*Your objective*.
Determine how many lines of the records include "katecheci", and answer with the number alone.

*Given records*.
========================================

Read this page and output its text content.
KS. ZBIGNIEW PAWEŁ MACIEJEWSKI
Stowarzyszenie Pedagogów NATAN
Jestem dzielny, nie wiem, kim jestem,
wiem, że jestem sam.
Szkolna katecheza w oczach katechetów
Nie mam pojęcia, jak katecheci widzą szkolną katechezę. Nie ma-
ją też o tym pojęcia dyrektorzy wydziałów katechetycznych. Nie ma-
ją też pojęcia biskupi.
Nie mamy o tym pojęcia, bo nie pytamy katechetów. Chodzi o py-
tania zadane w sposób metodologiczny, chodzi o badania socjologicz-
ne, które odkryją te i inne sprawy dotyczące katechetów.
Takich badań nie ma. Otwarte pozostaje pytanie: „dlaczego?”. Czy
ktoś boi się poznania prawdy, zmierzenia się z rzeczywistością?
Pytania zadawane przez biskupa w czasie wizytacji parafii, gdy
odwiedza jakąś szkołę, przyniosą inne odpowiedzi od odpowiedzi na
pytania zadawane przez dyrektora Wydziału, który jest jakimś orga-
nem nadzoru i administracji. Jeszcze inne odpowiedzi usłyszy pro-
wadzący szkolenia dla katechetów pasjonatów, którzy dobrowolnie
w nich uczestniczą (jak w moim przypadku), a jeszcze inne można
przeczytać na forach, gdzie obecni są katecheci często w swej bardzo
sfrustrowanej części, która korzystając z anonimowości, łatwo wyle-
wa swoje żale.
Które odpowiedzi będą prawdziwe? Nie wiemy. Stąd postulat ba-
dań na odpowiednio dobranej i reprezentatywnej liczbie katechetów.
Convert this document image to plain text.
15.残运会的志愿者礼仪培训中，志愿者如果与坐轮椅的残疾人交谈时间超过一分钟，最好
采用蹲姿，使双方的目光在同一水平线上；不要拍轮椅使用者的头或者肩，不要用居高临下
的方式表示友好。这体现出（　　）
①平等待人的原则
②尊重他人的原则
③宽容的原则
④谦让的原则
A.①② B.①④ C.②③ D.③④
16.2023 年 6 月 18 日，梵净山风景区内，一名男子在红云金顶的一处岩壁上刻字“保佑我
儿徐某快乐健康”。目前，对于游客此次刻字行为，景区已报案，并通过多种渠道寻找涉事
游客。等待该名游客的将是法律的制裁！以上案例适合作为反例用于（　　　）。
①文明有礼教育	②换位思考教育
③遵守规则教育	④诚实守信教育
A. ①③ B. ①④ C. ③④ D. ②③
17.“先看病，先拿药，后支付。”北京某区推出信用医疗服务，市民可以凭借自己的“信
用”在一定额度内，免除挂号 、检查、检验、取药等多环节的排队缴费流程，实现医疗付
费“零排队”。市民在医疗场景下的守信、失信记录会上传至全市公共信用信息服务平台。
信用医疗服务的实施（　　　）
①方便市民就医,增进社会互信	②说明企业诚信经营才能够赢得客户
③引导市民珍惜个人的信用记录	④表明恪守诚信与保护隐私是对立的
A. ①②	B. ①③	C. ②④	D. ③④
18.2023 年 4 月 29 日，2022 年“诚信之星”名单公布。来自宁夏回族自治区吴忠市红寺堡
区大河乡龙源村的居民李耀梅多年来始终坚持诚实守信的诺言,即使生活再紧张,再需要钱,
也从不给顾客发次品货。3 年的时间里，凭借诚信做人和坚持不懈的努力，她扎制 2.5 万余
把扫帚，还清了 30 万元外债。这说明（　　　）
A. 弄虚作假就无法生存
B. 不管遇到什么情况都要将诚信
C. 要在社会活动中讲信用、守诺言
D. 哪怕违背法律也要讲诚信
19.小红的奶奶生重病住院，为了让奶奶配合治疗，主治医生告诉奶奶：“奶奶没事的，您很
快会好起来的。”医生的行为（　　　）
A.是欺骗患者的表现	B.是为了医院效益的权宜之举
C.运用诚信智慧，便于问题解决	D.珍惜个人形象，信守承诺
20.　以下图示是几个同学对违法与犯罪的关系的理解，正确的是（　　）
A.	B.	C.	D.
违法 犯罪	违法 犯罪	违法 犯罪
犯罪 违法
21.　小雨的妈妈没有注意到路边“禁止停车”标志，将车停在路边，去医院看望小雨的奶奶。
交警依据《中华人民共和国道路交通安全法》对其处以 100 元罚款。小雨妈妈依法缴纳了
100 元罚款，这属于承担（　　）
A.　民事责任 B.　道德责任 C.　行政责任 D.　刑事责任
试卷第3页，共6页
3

========================================

*Output of the exercise*.
2